Yazılı görev A: Şehit polisin babasının sözlerini aktaran metni iki cümleyle özetle.
Yazılı görev B: Şehit polisin babasının sözlerini aktaran metni, son cümlesinden sonra gelecek şekilde sürdür.

Kaynak metin:
Çünkü kızını Erzurum’da üniversiteye kayıt ettikten sonra görevi başına dönen ve yapılan bir saldırı sonucu şehit olan polis memuru Bircan İlhanlı'nın babasının dediklerini barış yanlısı insanların her gün dediğini demiş, ama onu da kimsenin dinlemiyeceğini bildiğimizden bu  düşüncemizden de haklı çıkmıştık.
Kulaklarımda hala olan ve "BU HÜKÜMETE MESAJ VERSEM NE OLACAK Kİ DİNLEYEN YOK, SORAN YOK" diyen acılı babanın sözleri aynen şöyledi; ‘Bir oğlunun Bursa'da astsubay olduğunu, şehit olan oğlunun ise 6 yıldır Adana'da polis olduğunu ifade eden acılı baba, "Kimseye verecek bir mesajım yok hem versem ne olacak ki bu hükumete. Dinleyen yok, soran yok halimizi bilen yok. Vatan sağ olsun demekle iş bitmiyor. Vatan bizim vatanımız ama böyle vatan kurtulmaz. Her gün şehit her gün şehit. Allah herkesin çocuğunu korusun" diye konuşmuştu.
İşte her gün yüreklere kor düşüren haberlerin ardı arkasının kesilmediği ülkem de son olmasını umduğumuz şehidin babasının bu sözleri ve bu ülkede hep birlikte kardeşçe yaşamak varken kardeşin kardeşi öldürmesine karşı çıkanların açık feryadı bu.

Çıkarılan kayıtlar:
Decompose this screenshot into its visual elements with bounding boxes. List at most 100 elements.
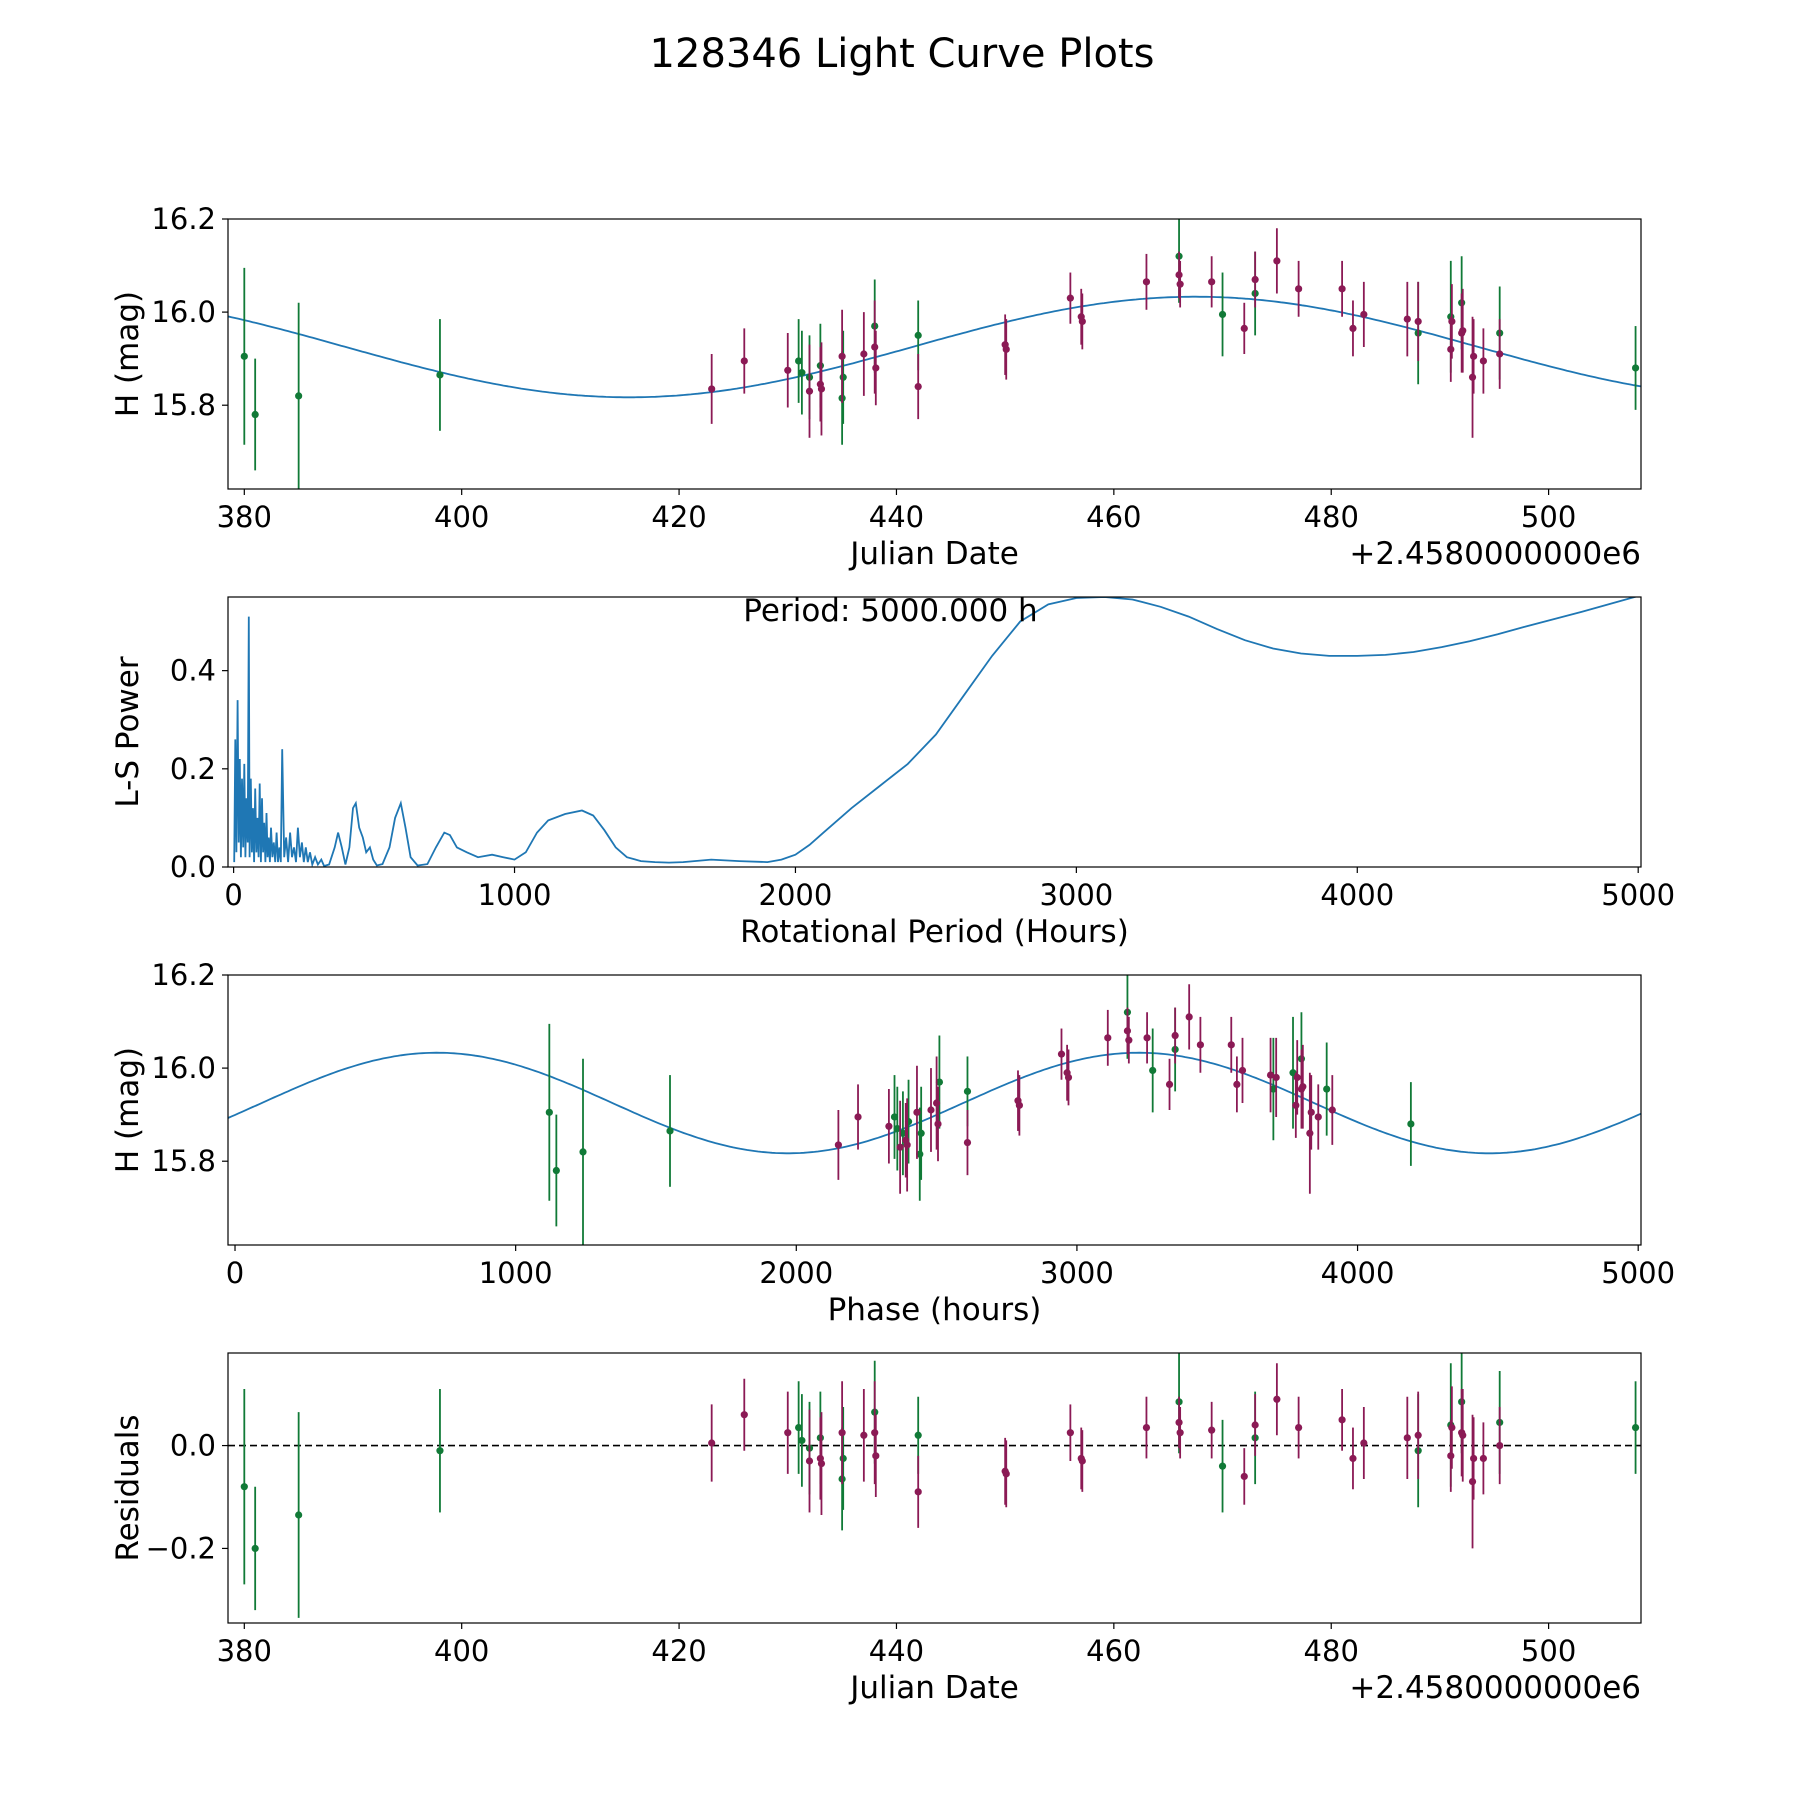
marker	[1104, 1034, 1112, 1042]
marker	[933, 1099, 941, 1107]
data-point-magenta	[708, 1404, 716, 1482]
data-point-magenta	[860, 312, 868, 396]
data-point-magenta	[1459, 288, 1467, 373]
marker	[1470, 1454, 1478, 1463]
data-point-magenta	[1295, 1396, 1303, 1459]
x-axis-label: Phase (hours)	[828, 1292, 1042, 1328]
data-point-magenta	[1057, 1028, 1066, 1080]
x-tick-label: 440	[869, 500, 924, 534]
data-point-magenta	[1238, 1037, 1247, 1104]
data-point-magenta	[1233, 1056, 1241, 1113]
marker	[1175, 271, 1183, 279]
data-point-magenta	[1240, 302, 1248, 354]
marker	[1238, 1066, 1247, 1075]
data-point-magenta	[1208, 256, 1216, 308]
marker	[795, 357, 803, 365]
marker	[240, 352, 248, 360]
data-point-magenta	[1066, 1404, 1074, 1461]
x-axis-label: Julian Date	[848, 1670, 1019, 1706]
marker	[1306, 1129, 1314, 1137]
data-point-magenta	[708, 354, 716, 424]
marker	[860, 1431, 868, 1439]
y-tick-label: 16.2	[151, 958, 216, 992]
data-point-magenta	[1360, 1407, 1368, 1479]
marker	[885, 1122, 893, 1130]
marker	[1272, 1073, 1280, 1082]
marker	[1447, 1452, 1455, 1460]
x-tick-label: 480	[1304, 1634, 1359, 1668]
data-point-magenta	[963, 1110, 972, 1176]
data-point-magenta	[1171, 1007, 1179, 1064]
data-point-magenta	[896, 1100, 904, 1194]
data-point-magenta	[1470, 319, 1478, 394]
data-point-green	[251, 1486, 259, 1611]
y-tick-label: −0.2	[146, 1531, 216, 1565]
data-point-magenta	[1403, 281, 1411, 357]
marker	[740, 357, 748, 365]
marker	[1266, 1071, 1275, 1079]
marker	[871, 343, 879, 351]
x-tick-label: 460	[1086, 1634, 1141, 1668]
marker	[240, 1483, 248, 1491]
marker	[1078, 317, 1086, 326]
marker	[1176, 280, 1184, 288]
x-tick-label: 1000	[479, 1256, 553, 1290]
marker	[1414, 317, 1422, 326]
data-point-green	[917, 1086, 925, 1180]
data-point-magenta	[927, 1068, 935, 1152]
marker	[795, 1423, 803, 1432]
marker	[1295, 1423, 1303, 1432]
marker	[1251, 275, 1259, 284]
phase-folded-panel: 0 1000 2000 3000 4000 5000 15.8 16.0 16.2 Phase (…	[110, 958, 1675, 1328]
fit-curve	[228, 295, 1641, 399]
x-tick-label: 460	[1086, 500, 1141, 534]
data-point-magenta	[1307, 1075, 1315, 1150]
marker	[805, 387, 814, 395]
y-axis-label: H (mag)	[110, 1047, 146, 1173]
data-point-magenta	[1273, 1363, 1281, 1436]
data-point-green	[295, 1412, 303, 1618]
marker	[740, 1411, 748, 1419]
marker	[1299, 1083, 1307, 1091]
marker	[1328, 1106, 1336, 1114]
data-point-green	[552, 1114, 560, 1227]
marker	[1448, 317, 1456, 326]
x-tick-label: 0	[224, 878, 242, 912]
marker	[817, 385, 826, 393]
power-line	[233, 597, 1638, 867]
data-point-magenta	[1104, 1009, 1112, 1066]
x-tick-label: 420	[651, 1634, 706, 1668]
marker	[1064, 1073, 1073, 1082]
marker	[436, 1447, 444, 1455]
fit-curve	[228, 1051, 1641, 1155]
data-point-magenta	[1414, 1391, 1422, 1479]
x-axis-label: Rotational Period (Hours)	[740, 914, 1129, 950]
data-point-green	[1289, 1016, 1297, 1129]
data-point-magenta	[903, 1098, 911, 1192]
x-tick-label: 440	[869, 1634, 924, 1668]
marker	[1233, 1080, 1241, 1088]
marker	[1208, 278, 1216, 286]
marker	[1349, 1454, 1357, 1463]
data-point-green	[1407, 1082, 1415, 1166]
marker	[1218, 1462, 1227, 1470]
data-point-magenta	[913, 1065, 921, 1159]
data-point-green	[1631, 1381, 1640, 1474]
data-point-green	[935, 1035, 944, 1129]
x-tick-label: 0	[226, 1256, 244, 1290]
axes-frame	[227, 218, 1642, 490]
data-point-green	[1149, 1028, 1157, 1113]
x-tick-label: 400	[434, 500, 489, 534]
data-point-magenta	[1403, 1396, 1411, 1479]
data-point-magenta	[1142, 253, 1151, 310]
data-point-magenta	[1125, 1016, 1133, 1064]
marker	[1142, 278, 1151, 286]
data-point-magenta	[1414, 281, 1422, 361]
marker	[1631, 364, 1640, 372]
x-tick-label: 480	[1304, 500, 1359, 534]
marker	[1149, 1066, 1157, 1075]
x-tick-label: 4000	[1320, 878, 1394, 912]
data-point-magenta	[914, 354, 922, 420]
marker	[899, 1129, 907, 1137]
x-tick-label: 2000	[759, 1256, 833, 1290]
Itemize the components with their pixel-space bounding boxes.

Yazılı yanıt A: Metin, kızını Erzurum'da üniversiteye kaydettirdikten sonra görevine dönüp bir saldırıda şehit olan polis memuru Bircan İlhanlı'nın babasının sözlerini aktarır; baba, hükümete mesaj verse ne olacağını sorar, dinleyen ve soran olmadığını, "vatan sağ olsun" demekle işin bitmediğini ve her gün şehit verildiğini söyler. Yazar bu sözleri, ülkede kardeşçe yaşamak varken kardeşin kardeşi öldürmesine karşı çıkanların açık feryadı olarak görür.

Yazılı yanıt B:
O babanın acısını yürekten hisseden bir baba, bir insan, bir gazeteci olarak bende diyorum ki;
Türkler yaşanan onca acıya karşın 'Bellerini Kırdık, Bitti, Tükendi' diyerek BOP tehlikesini ve diğer onca ince hesapları görmeyen yazının içinde bulunnan ve barış masasının yıkıldığı Dolmabahçe'de çekilmiş olan fotoğraftaki insan liderliğinde ki iktidarın yeni bir barış süreci ya da güçlü bir genel af ile artık yeter der, Kürtler ise her iki tarafın analarını ağlatan eylemlere son vermesi için PKK'ya, YPG'ya ve şimdi de adı gündeme sürülen ve bu gidişle adını sıkça duyacağımız gibi görünen PJAK'a 'De Bese demelidir..
Bunu derken, bayrağımızın kutsal olduğunu içi boş sloganları, şovları bir kenara itmeli ve el ele verip, samimice BİZ DOST, DÜŞMANA KARŞI BİRLİKTE YAŞADIĞIMIZ 70 RENKLİ ÜLKEYİZ, BİZİLERİ YARALASADA, ÜZSE DE HERŞEYE RAĞMEN SİZİN TÜM KARANLIK HESAPLARINIZA İNAT100 YILDIR KARDEŞÇE YAŞAYAN HALKIZ, BARIŞ İSTİYORUZ demeli...
...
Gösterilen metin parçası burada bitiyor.